I need to be able to assign put this function into a transaction, as I may need to roll it back. Unfortunately, while I have been able to call ProductionControlMS.Connection.BeginTransaction I can't see how to assign the transaction to the current command. So, when the code gets to the Me.ExecuteMethodCall line, I get an InvalidOperationException, with the message:

ExecuteNonQuery requires the command to have a transaction when the connection assigned to the command is in a pending local transaction. The Transaction property of the command has not been initialized.

What can I get hold of, here, in order to assign a transaction to it, to allow me to rollback these actions?

Upvotes: 0

Views: 534

Answers (2)

StuartLC
StuartLC

Reputation: 107297

You can use TransactionScopes to control the transactions, without needing to directly hook into LINQ's SQLConnection at all. (LINQ2SQL will hook into the TransactionScope automatically)

For example:

Using ts As New TransactionScope()
    new MyDataContext().ReleaseBuildPack(TransitionID, SubLevelID, CompNo )

    ' Do whatever else you need to do here under the same transaction

    ' If successful, then Complete. 
    ' If no Complete() is called before the ts exits scope then the transaction will be rolled back
    ts.Complete()
End Using 

Upvotes: 1

smartcaveman
smartcaveman

Reputation: 42256

You can get the change set from the data context and use the change set data to revert changes.

**Information supplied:**
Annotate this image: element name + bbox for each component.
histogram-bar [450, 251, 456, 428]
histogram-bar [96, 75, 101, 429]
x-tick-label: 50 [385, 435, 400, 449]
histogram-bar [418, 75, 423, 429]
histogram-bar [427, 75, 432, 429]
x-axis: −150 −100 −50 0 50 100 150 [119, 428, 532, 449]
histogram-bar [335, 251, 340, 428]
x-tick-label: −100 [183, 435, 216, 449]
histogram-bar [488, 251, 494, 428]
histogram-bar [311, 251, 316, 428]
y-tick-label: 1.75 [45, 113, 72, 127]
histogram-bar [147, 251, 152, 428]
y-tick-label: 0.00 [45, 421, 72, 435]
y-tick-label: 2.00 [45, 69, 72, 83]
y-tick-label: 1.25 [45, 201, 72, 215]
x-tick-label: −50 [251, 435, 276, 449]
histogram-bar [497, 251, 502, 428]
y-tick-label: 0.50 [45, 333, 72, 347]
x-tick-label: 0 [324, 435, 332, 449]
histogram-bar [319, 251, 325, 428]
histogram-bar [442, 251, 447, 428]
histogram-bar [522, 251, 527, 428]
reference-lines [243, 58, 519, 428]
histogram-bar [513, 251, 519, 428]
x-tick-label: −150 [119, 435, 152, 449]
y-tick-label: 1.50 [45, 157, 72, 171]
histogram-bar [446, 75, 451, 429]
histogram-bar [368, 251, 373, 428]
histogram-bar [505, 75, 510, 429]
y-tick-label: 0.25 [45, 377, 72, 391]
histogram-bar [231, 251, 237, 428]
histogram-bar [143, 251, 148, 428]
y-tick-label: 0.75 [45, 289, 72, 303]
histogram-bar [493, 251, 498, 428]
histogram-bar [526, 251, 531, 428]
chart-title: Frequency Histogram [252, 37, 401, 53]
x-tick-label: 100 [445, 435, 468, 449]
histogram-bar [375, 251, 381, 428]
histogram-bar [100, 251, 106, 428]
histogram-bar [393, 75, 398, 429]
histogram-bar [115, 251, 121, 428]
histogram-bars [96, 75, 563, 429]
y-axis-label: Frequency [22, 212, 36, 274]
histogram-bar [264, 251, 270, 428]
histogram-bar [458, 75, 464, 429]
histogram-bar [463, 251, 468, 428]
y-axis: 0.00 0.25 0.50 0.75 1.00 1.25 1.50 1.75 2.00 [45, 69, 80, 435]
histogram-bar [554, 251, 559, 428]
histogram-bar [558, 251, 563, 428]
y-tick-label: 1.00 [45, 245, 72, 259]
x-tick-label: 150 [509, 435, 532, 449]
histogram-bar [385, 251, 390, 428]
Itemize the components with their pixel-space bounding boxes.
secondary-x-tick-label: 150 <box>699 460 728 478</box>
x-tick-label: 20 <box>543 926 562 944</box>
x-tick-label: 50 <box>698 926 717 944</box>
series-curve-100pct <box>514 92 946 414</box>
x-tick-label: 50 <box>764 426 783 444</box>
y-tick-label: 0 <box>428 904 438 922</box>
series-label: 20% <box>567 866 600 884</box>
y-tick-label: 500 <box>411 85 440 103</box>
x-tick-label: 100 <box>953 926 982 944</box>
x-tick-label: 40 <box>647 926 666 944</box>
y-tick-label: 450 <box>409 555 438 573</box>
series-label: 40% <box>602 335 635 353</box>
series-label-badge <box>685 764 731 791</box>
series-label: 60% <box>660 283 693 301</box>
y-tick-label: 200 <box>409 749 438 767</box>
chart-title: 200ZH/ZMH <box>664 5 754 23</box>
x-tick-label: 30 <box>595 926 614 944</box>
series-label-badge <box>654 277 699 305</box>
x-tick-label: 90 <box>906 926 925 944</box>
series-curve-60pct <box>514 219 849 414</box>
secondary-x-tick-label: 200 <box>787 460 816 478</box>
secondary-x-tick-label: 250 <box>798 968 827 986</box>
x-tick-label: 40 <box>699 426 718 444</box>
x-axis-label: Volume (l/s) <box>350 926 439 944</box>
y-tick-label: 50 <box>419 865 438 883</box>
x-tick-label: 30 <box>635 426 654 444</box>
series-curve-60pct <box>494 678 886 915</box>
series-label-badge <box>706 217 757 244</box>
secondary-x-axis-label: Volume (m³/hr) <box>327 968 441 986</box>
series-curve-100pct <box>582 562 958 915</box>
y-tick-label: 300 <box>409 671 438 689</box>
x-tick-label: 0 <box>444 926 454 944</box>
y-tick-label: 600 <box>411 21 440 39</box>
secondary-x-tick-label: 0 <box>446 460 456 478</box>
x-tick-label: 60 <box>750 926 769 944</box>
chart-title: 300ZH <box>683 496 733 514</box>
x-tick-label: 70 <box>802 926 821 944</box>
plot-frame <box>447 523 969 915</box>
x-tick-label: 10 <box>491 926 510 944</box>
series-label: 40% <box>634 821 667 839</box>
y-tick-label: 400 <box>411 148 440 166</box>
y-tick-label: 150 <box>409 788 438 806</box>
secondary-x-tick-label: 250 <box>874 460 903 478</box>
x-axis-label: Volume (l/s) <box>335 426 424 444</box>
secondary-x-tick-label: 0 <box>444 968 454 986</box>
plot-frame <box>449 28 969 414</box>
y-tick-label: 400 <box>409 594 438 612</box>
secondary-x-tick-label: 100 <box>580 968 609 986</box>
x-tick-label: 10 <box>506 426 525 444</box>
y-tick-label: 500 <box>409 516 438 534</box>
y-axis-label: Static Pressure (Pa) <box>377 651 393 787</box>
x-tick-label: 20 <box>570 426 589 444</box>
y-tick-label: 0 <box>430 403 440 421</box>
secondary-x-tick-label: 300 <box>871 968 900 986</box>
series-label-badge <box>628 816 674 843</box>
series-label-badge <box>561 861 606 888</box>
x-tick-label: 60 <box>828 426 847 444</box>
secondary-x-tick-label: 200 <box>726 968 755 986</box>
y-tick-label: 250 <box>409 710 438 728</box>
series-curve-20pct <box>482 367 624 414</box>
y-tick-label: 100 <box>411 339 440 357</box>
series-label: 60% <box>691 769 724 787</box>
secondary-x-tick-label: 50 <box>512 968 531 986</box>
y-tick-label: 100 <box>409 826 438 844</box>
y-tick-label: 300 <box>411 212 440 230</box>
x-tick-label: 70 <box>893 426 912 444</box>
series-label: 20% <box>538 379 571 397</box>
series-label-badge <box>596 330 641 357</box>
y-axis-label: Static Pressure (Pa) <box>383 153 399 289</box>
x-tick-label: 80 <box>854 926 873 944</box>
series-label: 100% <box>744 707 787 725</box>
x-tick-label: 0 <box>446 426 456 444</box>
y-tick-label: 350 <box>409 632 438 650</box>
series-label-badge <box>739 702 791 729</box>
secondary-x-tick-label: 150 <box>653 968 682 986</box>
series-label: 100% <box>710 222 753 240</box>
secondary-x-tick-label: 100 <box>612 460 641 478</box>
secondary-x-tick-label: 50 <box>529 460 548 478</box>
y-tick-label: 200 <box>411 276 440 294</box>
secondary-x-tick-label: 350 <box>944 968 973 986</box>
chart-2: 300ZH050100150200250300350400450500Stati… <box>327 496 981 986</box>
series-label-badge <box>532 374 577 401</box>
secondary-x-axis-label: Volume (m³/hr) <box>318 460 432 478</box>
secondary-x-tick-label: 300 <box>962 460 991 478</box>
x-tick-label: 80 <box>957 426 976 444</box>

**Exercise instructions:**
(1) In the LINQ transaction discussion, what happens if Complete() isn't called before the TransactionScope leaves scope?
(2) Rewrite the paragraph starting "You can use TransactionScopes" from the LINQ transaction discussion in one shorter sentence.
The listing comes from a separate source, unrelated to the text.

**Answers for this exercise:**
(1) The transaction is rolled back.

(2) TransactionScopes can control transactions without hooking directly into LINQ's SQLConnection, because LINQ2SQL joins the TransactionScope automatically.